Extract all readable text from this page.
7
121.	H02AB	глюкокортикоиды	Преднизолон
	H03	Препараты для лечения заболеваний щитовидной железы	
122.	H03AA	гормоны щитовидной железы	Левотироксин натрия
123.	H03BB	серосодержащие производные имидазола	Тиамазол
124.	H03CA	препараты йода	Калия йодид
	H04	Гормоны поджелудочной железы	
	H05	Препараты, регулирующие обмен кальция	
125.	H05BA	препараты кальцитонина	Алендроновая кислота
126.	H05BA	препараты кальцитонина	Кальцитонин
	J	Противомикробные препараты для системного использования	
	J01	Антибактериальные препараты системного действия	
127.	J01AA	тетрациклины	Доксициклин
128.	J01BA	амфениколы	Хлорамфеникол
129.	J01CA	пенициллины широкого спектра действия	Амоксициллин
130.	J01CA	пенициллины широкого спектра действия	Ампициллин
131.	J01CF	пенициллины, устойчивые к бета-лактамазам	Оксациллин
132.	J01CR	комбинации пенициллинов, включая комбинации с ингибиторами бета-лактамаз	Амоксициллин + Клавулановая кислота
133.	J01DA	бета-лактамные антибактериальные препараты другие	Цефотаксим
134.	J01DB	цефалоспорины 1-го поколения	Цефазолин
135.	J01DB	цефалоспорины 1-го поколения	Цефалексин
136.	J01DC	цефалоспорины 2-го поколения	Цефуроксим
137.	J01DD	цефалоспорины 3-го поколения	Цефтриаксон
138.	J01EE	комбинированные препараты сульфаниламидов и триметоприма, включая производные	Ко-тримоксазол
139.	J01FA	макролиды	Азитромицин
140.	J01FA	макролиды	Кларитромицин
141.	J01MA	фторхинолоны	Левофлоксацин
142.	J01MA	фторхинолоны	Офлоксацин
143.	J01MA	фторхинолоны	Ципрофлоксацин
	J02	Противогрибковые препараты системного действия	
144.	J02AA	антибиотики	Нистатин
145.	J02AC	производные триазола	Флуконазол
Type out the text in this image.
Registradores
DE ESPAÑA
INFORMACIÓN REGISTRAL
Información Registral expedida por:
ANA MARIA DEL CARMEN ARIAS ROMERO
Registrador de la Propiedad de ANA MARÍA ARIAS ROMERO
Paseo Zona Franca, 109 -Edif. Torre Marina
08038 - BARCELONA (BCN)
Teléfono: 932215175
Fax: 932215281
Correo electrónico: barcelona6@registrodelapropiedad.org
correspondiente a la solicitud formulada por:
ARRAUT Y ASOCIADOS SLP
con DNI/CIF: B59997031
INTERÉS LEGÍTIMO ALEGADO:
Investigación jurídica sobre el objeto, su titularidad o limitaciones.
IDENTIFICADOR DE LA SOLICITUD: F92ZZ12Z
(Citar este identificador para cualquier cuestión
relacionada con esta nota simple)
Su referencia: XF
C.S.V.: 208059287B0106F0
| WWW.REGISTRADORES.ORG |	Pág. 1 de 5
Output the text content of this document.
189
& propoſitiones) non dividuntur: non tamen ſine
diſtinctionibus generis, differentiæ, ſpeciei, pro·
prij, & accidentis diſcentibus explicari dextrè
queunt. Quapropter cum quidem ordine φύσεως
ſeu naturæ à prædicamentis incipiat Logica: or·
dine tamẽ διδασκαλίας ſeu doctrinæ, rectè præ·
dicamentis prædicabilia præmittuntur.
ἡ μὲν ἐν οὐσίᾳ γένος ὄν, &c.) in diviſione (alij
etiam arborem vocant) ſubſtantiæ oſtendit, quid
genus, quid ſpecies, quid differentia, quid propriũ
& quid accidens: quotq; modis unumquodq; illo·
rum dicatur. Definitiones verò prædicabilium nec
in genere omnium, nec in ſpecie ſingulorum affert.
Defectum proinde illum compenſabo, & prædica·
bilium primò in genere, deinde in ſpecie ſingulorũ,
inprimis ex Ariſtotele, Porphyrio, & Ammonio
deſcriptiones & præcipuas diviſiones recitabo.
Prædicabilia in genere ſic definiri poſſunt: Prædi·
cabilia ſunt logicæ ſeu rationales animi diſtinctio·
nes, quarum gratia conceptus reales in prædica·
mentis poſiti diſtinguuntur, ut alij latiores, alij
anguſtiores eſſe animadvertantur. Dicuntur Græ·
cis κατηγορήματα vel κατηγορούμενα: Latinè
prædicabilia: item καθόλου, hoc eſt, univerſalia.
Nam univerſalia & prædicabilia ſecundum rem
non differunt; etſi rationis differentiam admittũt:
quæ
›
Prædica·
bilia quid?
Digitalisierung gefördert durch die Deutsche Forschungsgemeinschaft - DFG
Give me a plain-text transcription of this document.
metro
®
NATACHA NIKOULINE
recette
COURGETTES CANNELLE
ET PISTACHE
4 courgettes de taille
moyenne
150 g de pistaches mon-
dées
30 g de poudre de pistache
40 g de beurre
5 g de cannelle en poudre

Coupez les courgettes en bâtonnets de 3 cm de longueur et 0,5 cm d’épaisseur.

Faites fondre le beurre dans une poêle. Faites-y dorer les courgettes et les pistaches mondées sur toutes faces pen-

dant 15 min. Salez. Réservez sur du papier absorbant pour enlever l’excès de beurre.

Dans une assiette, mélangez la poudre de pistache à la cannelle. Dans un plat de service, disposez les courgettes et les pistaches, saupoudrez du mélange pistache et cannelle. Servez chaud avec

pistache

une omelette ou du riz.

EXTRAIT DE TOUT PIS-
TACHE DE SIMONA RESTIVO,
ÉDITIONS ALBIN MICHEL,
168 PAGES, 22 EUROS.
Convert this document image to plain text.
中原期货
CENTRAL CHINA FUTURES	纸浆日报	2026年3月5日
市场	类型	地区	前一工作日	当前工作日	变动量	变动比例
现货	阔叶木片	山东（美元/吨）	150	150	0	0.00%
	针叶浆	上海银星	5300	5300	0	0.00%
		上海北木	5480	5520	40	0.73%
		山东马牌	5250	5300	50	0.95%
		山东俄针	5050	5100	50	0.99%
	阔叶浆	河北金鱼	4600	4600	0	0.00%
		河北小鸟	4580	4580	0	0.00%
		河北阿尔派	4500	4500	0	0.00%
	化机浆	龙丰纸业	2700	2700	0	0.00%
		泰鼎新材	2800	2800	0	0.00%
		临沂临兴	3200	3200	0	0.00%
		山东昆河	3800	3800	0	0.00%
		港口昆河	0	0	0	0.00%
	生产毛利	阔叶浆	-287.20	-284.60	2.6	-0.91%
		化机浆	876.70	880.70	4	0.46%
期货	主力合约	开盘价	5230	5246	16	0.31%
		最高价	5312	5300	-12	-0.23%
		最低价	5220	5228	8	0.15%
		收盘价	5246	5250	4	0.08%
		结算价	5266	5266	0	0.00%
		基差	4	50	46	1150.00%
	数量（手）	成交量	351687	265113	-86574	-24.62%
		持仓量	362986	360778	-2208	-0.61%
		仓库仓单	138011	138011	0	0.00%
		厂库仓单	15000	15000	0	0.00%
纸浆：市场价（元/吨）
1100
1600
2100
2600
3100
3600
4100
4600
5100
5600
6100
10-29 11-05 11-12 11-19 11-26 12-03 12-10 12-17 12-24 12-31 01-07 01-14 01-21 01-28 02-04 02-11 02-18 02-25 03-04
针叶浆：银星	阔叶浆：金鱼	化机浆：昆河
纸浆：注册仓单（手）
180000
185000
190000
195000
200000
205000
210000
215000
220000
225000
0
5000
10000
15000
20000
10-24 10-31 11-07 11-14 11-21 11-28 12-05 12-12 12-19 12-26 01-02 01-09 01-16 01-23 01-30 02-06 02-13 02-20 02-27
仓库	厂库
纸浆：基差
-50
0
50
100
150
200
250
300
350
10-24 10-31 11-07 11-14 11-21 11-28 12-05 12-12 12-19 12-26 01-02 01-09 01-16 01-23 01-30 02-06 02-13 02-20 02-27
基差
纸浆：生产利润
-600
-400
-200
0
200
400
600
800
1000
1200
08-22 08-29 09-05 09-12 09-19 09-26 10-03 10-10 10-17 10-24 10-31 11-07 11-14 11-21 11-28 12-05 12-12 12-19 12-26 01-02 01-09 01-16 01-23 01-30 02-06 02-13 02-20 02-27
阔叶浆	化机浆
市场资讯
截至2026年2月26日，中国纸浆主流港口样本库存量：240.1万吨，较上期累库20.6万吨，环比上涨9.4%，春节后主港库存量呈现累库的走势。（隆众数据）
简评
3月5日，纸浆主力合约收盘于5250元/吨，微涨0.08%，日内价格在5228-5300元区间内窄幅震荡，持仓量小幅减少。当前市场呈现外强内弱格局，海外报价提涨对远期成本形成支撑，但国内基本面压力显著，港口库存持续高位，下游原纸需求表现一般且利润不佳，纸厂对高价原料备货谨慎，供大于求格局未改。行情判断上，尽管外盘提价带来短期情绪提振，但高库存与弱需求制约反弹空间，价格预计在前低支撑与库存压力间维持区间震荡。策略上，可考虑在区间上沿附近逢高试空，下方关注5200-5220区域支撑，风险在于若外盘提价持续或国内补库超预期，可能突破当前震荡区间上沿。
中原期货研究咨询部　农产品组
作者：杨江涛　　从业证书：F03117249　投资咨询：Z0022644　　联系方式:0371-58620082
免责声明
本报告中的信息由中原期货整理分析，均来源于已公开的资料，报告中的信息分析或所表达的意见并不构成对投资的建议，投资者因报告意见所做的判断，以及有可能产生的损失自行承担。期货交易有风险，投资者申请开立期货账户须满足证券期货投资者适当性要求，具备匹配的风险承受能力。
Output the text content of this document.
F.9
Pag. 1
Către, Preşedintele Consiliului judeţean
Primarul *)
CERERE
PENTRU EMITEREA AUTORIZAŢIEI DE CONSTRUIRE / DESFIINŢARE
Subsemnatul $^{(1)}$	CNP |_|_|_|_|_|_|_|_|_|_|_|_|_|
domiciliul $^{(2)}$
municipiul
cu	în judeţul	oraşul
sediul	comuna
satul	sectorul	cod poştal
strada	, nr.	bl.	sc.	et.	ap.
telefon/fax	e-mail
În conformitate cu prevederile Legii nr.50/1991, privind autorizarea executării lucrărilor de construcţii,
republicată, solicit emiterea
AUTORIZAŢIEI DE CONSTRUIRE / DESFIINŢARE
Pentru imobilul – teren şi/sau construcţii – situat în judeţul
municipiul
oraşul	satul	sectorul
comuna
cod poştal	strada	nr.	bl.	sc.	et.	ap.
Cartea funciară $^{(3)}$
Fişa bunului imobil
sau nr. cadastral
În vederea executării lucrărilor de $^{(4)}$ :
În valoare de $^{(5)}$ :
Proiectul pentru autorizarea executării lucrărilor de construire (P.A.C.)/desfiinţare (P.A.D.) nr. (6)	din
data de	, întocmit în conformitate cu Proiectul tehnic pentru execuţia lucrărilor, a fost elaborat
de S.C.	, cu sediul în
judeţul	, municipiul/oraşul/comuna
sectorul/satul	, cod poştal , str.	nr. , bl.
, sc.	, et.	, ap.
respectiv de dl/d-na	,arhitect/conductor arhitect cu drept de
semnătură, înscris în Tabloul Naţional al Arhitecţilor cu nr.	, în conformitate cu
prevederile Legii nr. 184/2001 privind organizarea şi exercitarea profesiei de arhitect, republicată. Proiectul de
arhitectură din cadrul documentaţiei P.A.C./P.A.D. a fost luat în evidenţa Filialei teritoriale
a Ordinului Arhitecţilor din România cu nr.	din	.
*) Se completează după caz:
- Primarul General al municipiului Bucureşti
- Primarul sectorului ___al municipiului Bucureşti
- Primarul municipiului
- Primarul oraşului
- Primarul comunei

[WHAT YOU WILL DO]
Find each line holding "autorizarea". Copy it out.

[FINAL RESULT]
În conformitate cu prevederile Legii nr.50/1991, privind autorizarea executării lucrărilor de construcţii,
Proiectul pentru autorizarea executării lucrărilor de construire (P.A.C.)/desfiinţare (P.A.D.) nr. (6)	din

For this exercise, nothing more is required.